## Set task
Would you repeat the listing exactly but omit every picture?

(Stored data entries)
───

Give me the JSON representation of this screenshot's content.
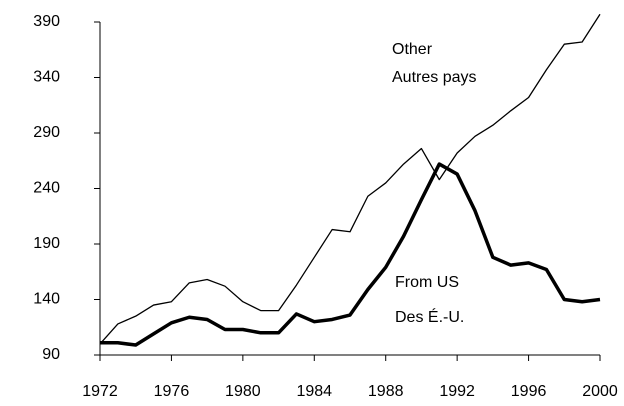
{
  "chart_data": {
    "type": "line",
    "x": [
      1972,
      1973,
      1974,
      1975,
      1976,
      1977,
      1978,
      1979,
      1980,
      1981,
      1982,
      1983,
      1984,
      1985,
      1986,
      1987,
      1988,
      1989,
      1990,
      1991,
      1992,
      1993,
      1994,
      1995,
      1996,
      1997,
      1998,
      1999,
      2000
    ],
    "series": [
      {
        "name": "Other",
        "name_fr": "Autres pays",
        "color": "#000000",
        "values": [
          100,
          118,
          125,
          135,
          138,
          155,
          158,
          152,
          138,
          130,
          130,
          153,
          178,
          203,
          201,
          233,
          245,
          262,
          276,
          248,
          272,
          287,
          297,
          310,
          322,
          347,
          370,
          372,
          397
        ]
      },
      {
        "name": "From US",
        "name_fr": "Des É.-U.",
        "color": "#000000",
        "values": [
          101,
          101,
          99,
          109,
          119,
          124,
          122,
          113,
          113,
          110,
          110,
          127,
          120,
          122,
          126,
          149,
          169,
          197,
          230,
          262,
          253,
          220,
          178,
          171,
          173,
          167,
          140,
          138,
          140
        ]
      }
    ],
    "xlim": [
      1972,
      2000
    ],
    "xticks": [
      1972,
      1976,
      1980,
      1984,
      1988,
      1992,
      1996,
      2000
    ],
    "ylim": [
      90,
      390
    ],
    "yticks": [
      90,
      140,
      190,
      240,
      290,
      340,
      390
    ]
  }
}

───

## Exercise response
Give me the JSON representation of this screenshot's content.
{
  "chart_data": {
    "type": "line",
    "x": [
      1972,
      1973,
      1974,
      1975,
      1976,
      1977,
      1978,
      1979,
      1980,
      1981,
      1982,
      1983,
      1984,
      1985,
      1986,
      1987,
      1988,
      1989,
      1990,
      1991,
      1992,
      1993,
      1994,
      1995,
      1996,
      1997,
      1998,
      1999,
      2000
    ],
    "series": [
      {
        "name": "Other",
        "name_fr": "Autres pays",
        "color": "#000000",
        "values": [
          100,
          118,
          125,
          135,
          138,
          155,
          158,
          152,
          138,
          130,
          130,
          153,
          178,
          203,
          201,
          233,
          245,
          262,
          276,
          248,
          272,
          287,
          297,
          310,
          322,
          347,
          370,
          372,
          397
        ]
      },
      {
        "name": "From US",
        "name_fr": "Des É.-U.",
        "color": "#000000",
        "values": [
          101,
          101,
          99,
          109,
          119,
          124,
          122,
          113,
          113,
          110,
          110,
          127,
          120,
          122,
          126,
          149,
          169,
          197,
          230,
          262,
          253,
          220,
          178,
          171,
          173,
          167,
          140,
          138,
          140
        ]
      }
    ],
    "xlim": [
      1972,
      2000
    ],
    "xticks": [
      1972,
      1976,
      1980,
      1984,
      1988,
      1992,
      1996,
      2000
    ],
    "ylim": [
      90,
      390
    ],
    "yticks": [
      90,
      140,
      190,
      240,
      290,
      340,
      390
    ]
  }
}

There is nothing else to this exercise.